Exercise details
Repeat the whole listing exactly.

Data supplied

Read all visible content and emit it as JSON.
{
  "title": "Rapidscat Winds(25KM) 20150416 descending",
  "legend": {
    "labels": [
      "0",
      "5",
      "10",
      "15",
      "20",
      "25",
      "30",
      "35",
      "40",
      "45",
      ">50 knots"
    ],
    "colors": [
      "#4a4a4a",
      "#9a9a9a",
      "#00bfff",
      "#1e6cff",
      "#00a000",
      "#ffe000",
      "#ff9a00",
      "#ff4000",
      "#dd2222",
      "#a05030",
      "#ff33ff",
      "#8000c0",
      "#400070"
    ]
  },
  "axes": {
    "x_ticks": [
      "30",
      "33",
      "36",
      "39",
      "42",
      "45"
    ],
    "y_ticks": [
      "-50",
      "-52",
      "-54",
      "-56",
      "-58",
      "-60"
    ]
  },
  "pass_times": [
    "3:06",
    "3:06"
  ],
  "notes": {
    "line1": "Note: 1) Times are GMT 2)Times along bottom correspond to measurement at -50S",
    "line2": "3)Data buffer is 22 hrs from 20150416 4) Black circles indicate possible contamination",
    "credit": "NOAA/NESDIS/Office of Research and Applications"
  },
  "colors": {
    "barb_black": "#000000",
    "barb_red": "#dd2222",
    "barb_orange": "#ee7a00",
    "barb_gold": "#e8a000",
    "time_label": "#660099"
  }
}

Task solution
Read all visible content and emit it as JSON.
{
  "title": "Rapidscat Winds(25KM) 20150416 descending",
  "legend": {
    "labels": [
      "0",
      "5",
      "10",
      "15",
      "20",
      "25",
      "30",
      "35",
      "40",
      "45",
      ">50 knots"
    ],
    "colors": [
      "#4a4a4a",
      "#9a9a9a",
      "#00bfff",
      "#1e6cff",
      "#00a000",
      "#ffe000",
      "#ff9a00",
      "#ff4000",
      "#dd2222",
      "#a05030",
      "#ff33ff",
      "#8000c0",
      "#400070"
    ]
  },
  "axes": {
    "x_ticks": [
      "30",
      "33",
      "36",
      "39",
      "42",
      "45"
    ],
    "y_ticks": [
      "-50",
      "-52",
      "-54",
      "-56",
      "-58",
      "-60"
    ]
  },
  "pass_times": [
    "3:06",
    "3:06"
  ],
  "notes": {
    "line1": "Note: 1) Times are GMT 2)Times along bottom correspond to measurement at -50S",
    "line2": "3)Data buffer is 22 hrs from 20150416 4) Black circles indicate possible contamination",
    "credit": "NOAA/NESDIS/Office of Research and Applications"
  },
  "colors": {
    "barb_black": "#000000",
    "barb_red": "#dd2222",
    "barb_orange": "#ee7a00",
    "barb_gold": "#e8a000",
    "time_label": "#660099"
  }
}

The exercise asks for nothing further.